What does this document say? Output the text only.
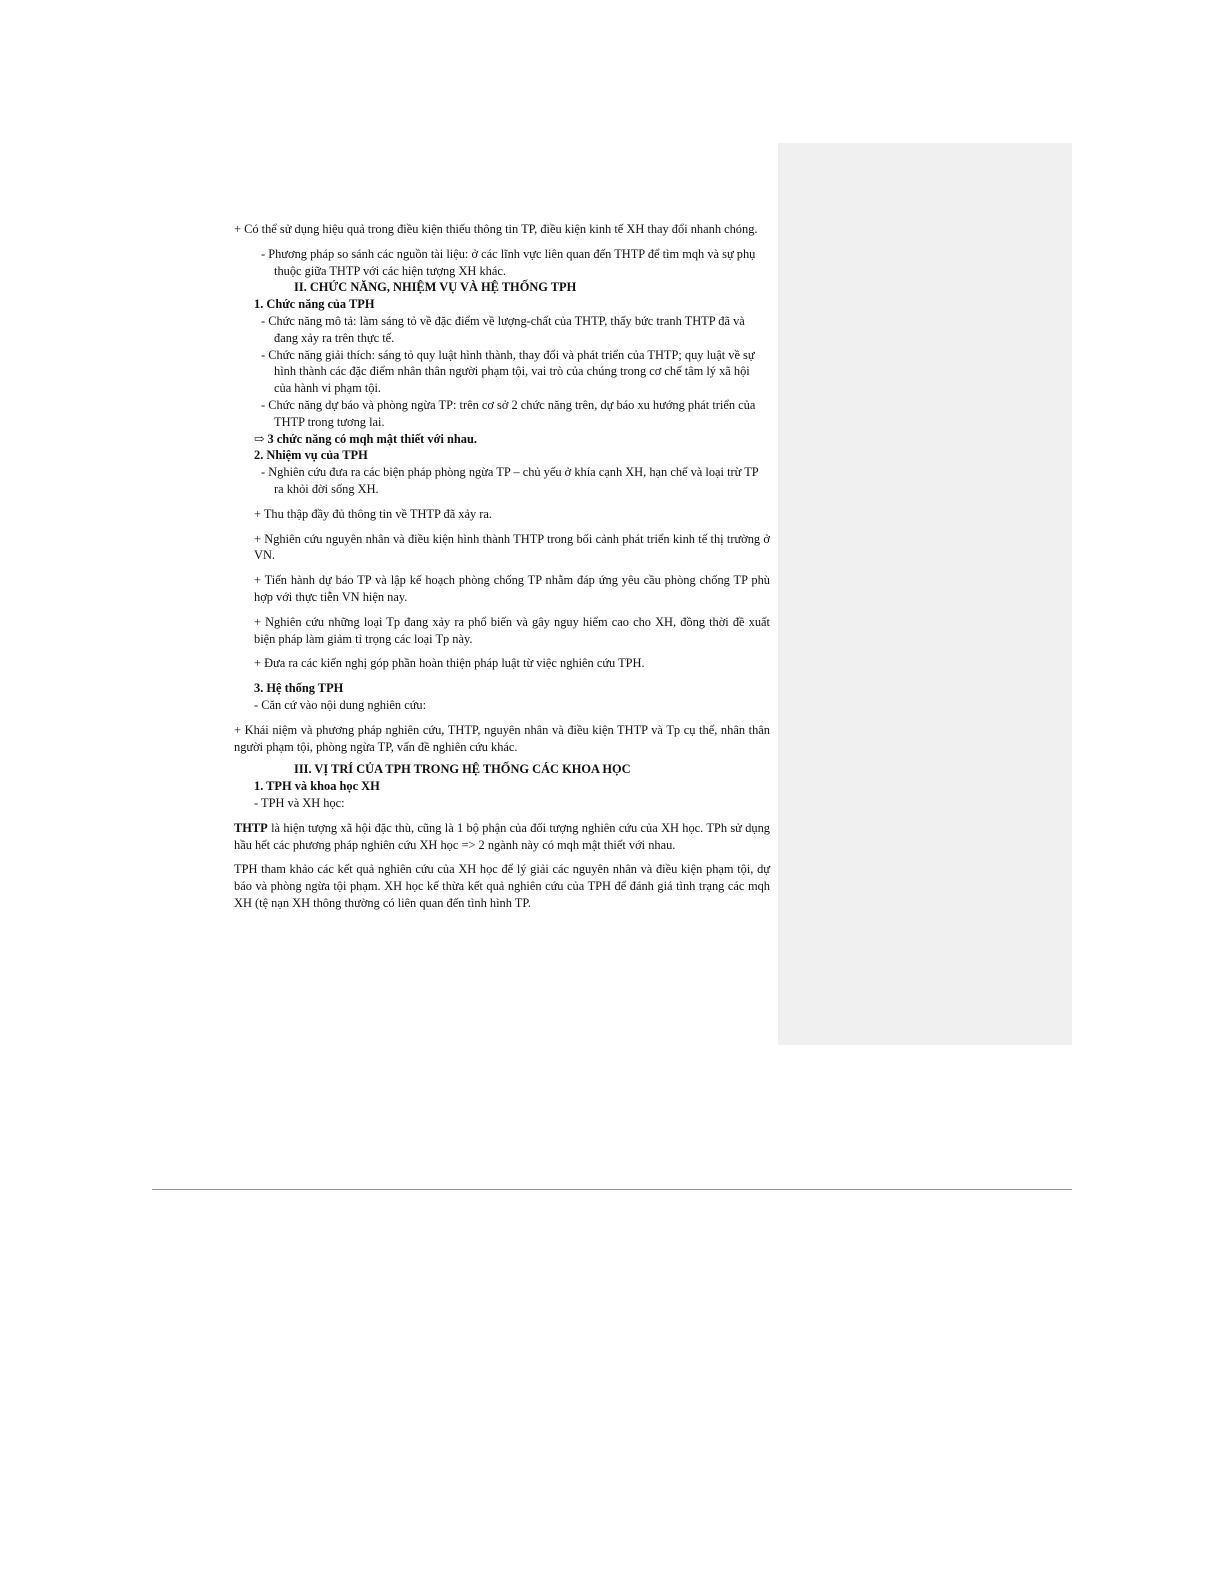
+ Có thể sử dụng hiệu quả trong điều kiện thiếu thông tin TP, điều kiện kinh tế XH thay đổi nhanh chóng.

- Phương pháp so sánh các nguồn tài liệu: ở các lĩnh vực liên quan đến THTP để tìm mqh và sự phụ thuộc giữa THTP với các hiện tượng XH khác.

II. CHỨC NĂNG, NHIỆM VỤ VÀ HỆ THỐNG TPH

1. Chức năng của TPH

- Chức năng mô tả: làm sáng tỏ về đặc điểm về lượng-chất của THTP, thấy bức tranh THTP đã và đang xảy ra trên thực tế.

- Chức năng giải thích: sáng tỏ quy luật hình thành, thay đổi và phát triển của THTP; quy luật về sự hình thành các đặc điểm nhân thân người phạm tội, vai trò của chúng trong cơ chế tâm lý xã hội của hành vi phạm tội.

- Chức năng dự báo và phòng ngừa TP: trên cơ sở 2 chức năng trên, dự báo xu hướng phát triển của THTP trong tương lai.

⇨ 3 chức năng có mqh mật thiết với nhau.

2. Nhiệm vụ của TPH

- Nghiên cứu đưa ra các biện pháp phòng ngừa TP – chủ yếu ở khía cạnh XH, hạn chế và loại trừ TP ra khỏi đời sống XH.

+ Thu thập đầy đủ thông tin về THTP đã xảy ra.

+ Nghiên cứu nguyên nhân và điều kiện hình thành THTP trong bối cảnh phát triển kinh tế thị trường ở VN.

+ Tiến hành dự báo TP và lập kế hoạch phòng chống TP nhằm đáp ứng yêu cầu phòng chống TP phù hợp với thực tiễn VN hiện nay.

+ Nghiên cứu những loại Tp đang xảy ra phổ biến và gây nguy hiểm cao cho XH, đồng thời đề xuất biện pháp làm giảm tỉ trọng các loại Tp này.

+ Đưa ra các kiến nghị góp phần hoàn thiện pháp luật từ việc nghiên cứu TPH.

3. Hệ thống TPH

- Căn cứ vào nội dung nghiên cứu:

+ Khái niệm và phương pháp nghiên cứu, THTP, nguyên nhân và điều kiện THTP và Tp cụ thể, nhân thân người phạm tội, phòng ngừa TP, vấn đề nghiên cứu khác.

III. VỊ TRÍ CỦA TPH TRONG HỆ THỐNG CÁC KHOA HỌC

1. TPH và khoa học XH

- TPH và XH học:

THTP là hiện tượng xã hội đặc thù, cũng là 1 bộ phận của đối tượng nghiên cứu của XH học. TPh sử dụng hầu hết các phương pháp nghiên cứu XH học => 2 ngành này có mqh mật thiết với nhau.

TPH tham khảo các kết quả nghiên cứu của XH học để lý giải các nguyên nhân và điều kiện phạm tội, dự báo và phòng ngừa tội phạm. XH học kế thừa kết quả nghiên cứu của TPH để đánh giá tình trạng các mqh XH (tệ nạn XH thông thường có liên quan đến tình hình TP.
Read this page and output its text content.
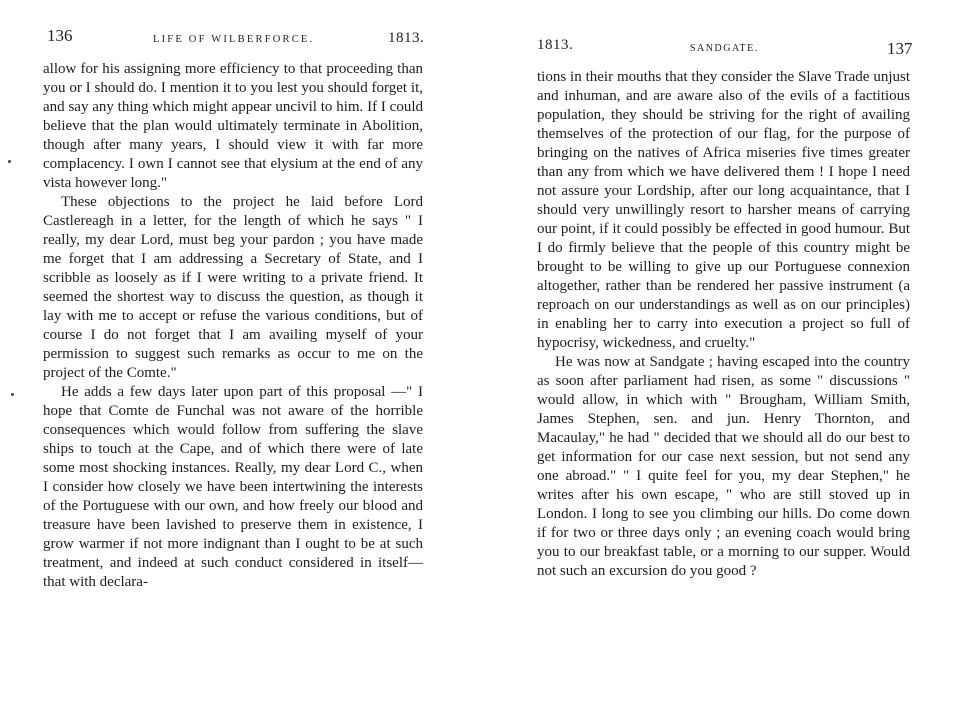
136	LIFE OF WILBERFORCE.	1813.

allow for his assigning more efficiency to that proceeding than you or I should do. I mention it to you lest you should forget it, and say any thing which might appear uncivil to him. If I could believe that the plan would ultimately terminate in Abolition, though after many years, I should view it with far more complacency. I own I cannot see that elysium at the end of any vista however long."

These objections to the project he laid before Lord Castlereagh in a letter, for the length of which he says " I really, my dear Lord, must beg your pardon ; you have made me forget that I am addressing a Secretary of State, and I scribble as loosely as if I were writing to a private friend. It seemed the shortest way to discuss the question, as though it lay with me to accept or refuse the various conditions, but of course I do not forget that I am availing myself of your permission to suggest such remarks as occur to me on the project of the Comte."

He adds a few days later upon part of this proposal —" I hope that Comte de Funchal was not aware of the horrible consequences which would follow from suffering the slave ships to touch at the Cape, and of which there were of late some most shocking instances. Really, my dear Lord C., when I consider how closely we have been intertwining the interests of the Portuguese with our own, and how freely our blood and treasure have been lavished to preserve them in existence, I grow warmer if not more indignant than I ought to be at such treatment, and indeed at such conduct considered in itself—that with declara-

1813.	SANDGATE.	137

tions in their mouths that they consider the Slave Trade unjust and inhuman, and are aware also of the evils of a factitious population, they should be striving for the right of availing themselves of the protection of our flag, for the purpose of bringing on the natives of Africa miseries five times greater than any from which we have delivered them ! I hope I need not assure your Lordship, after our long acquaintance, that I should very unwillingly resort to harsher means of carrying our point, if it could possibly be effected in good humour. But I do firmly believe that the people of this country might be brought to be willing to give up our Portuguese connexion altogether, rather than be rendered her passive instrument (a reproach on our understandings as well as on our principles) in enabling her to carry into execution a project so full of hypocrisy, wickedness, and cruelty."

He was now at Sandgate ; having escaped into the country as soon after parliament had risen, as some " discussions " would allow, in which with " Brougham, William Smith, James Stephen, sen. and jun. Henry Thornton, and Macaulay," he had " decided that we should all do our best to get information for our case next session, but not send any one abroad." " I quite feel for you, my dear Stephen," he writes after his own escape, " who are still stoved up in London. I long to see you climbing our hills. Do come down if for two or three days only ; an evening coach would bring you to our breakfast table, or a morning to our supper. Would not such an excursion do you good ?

⁂

SHORT PROBLEM:
Filter the data, keeping only the lines that contain "kinh".

CORRECT RESULT:
+ Có thể sử dụng hiệu quả trong điều kiện thiếu thông tin TP, điều kiện kinh tế XH thay đổi nhanh chóng.
+ Nghiên cứu nguyên nhân và điều kiện hình thành THTP trong bối cảnh phát triển kinh tế thị trường ở VN.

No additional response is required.